> _SHORT PROBLEM_
In your copy, include every line of the listing below exactly but none of the pictures.

> _DATA ENTRIES_
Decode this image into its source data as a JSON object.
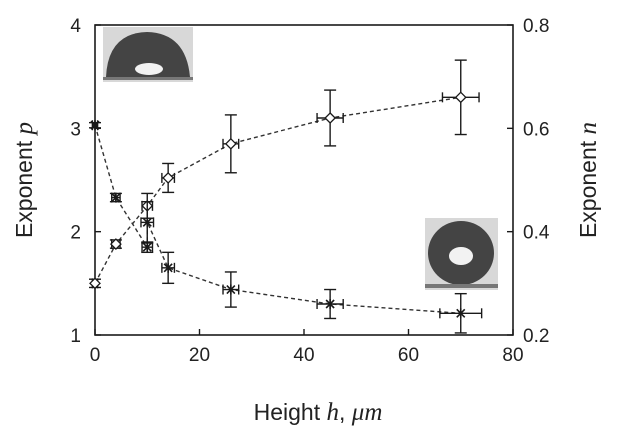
{
  "chart_data": {
    "type": "scatter",
    "xlabel": "Height",
    "xlabel_symbol": "h",
    "xlabel_unit": "μm",
    "ylabel_left": "Exponent",
    "ylabel_left_symbol": "p",
    "ylabel_right": "Exponent",
    "ylabel_right_symbol": "n",
    "xlim": [
      0,
      80
    ],
    "ylim_left": [
      1,
      4
    ],
    "ylim_right": [
      0.2,
      0.8
    ],
    "x_ticks": [
      "0",
      "20",
      "40",
      "60",
      "80"
    ],
    "y_left_ticks": [
      "1",
      "2",
      "3",
      "4"
    ],
    "y_right_ticks": [
      "0.2",
      "0.4",
      "0.6",
      "0.8"
    ],
    "grid": false,
    "series": [
      {
        "axis": "left",
        "marker": "diamond",
        "line": "dashed",
        "points": [
          {
            "x": 0,
            "y": 1.5,
            "yerr": 0.04,
            "xerr": 0.5
          },
          {
            "x": 4,
            "y": 1.88,
            "yerr": 0.04,
            "xerr": 0.8
          },
          {
            "x": 10,
            "y": 2.25,
            "yerr": 0.12,
            "xerr": 1.0
          },
          {
            "x": 14,
            "y": 2.52,
            "yerr": 0.14,
            "xerr": 1.2
          },
          {
            "x": 26,
            "y": 2.85,
            "yerr": 0.28,
            "xerr": 1.5
          },
          {
            "x": 45,
            "y": 3.1,
            "yerr": 0.27,
            "xerr": 2.5
          },
          {
            "x": 70,
            "y": 3.3,
            "yerr": 0.36,
            "xerr": 3.5
          }
        ]
      },
      {
        "axis": "right",
        "marker": "star",
        "line": "dashed",
        "points": [
          {
            "x": 0,
            "y": 0.606,
            "yerr": 0.005,
            "xerr": 0.5
          },
          {
            "x": 4,
            "y": 0.466,
            "yerr": 0.008,
            "xerr": 0.8
          },
          {
            "x": 10,
            "y": 0.37,
            "yerr": 0.01,
            "xerr": 1.0
          },
          {
            "x": 10,
            "y": 0.418,
            "yerr": 0.04,
            "xerr": 1.2
          },
          {
            "x": 14,
            "y": 0.33,
            "yerr": 0.03,
            "xerr": 1.2
          },
          {
            "x": 26,
            "y": 0.288,
            "yerr": 0.034,
            "xerr": 1.5
          },
          {
            "x": 45,
            "y": 0.26,
            "yerr": 0.028,
            "xerr": 2.5
          },
          {
            "x": 70,
            "y": 0.242,
            "yerr": 0.038,
            "xerr": 4.0
          }
        ]
      }
    ],
    "insets": [
      {
        "position": "top-left",
        "depicts": "water-droplet-contact-angle-photo"
      },
      {
        "position": "bottom-right",
        "depicts": "water-droplet-contact-angle-photo"
      }
    ]
  },
  "colors": {
    "axis": "#1a1a1a",
    "marker": "#1a1a1a",
    "line": "#333333",
    "inset_bg": "#d8d8d8",
    "drop": "#444444"
  }
}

> _EXERCISE RESULT_
Decode this image into its source data as a JSON object.
{
  "chart_data": {
    "type": "scatter",
    "xlabel": "Height",
    "xlabel_symbol": "h",
    "xlabel_unit": "μm",
    "ylabel_left": "Exponent",
    "ylabel_left_symbol": "p",
    "ylabel_right": "Exponent",
    "ylabel_right_symbol": "n",
    "xlim": [
      0,
      80
    ],
    "ylim_left": [
      1,
      4
    ],
    "ylim_right": [
      0.2,
      0.8
    ],
    "x_ticks": [
      "0",
      "20",
      "40",
      "60",
      "80"
    ],
    "y_left_ticks": [
      "1",
      "2",
      "3",
      "4"
    ],
    "y_right_ticks": [
      "0.2",
      "0.4",
      "0.6",
      "0.8"
    ],
    "grid": false,
    "series": [
      {
        "axis": "left",
        "marker": "diamond",
        "line": "dashed",
        "points": [
          {
            "x": 0,
            "y": 1.5,
            "yerr": 0.04,
            "xerr": 0.5
          },
          {
            "x": 4,
            "y": 1.88,
            "yerr": 0.04,
            "xerr": 0.8
          },
          {
            "x": 10,
            "y": 2.25,
            "yerr": 0.12,
            "xerr": 1.0
          },
          {
            "x": 14,
            "y": 2.52,
            "yerr": 0.14,
            "xerr": 1.2
          },
          {
            "x": 26,
            "y": 2.85,
            "yerr": 0.28,
            "xerr": 1.5
          },
          {
            "x": 45,
            "y": 3.1,
            "yerr": 0.27,
            "xerr": 2.5
          },
          {
            "x": 70,
            "y": 3.3,
            "yerr": 0.36,
            "xerr": 3.5
          }
        ]
      },
      {
        "axis": "right",
        "marker": "star",
        "line": "dashed",
        "points": [
          {
            "x": 0,
            "y": 0.606,
            "yerr": 0.005,
            "xerr": 0.5
          },
          {
            "x": 4,
            "y": 0.466,
            "yerr": 0.008,
            "xerr": 0.8
          },
          {
            "x": 10,
            "y": 0.37,
            "yerr": 0.01,
            "xerr": 1.0
          },
          {
            "x": 10,
            "y": 0.418,
            "yerr": 0.04,
            "xerr": 1.2
          },
          {
            "x": 14,
            "y": 0.33,
            "yerr": 0.03,
            "xerr": 1.2
          },
          {
            "x": 26,
            "y": 0.288,
            "yerr": 0.034,
            "xerr": 1.5
          },
          {
            "x": 45,
            "y": 0.26,
            "yerr": 0.028,
            "xerr": 2.5
          },
          {
            "x": 70,
            "y": 0.242,
            "yerr": 0.038,
            "xerr": 4.0
          }
        ]
      }
    ],
    "insets": [
      {
        "position": "top-left",
        "depicts": "water-droplet-contact-angle-photo"
      },
      {
        "position": "bottom-right",
        "depicts": "water-droplet-contact-angle-photo"
      }
    ]
  },
  "colors": {
    "axis": "#1a1a1a",
    "marker": "#1a1a1a",
    "line": "#333333",
    "inset_bg": "#d8d8d8",
    "drop": "#444444"
  }
}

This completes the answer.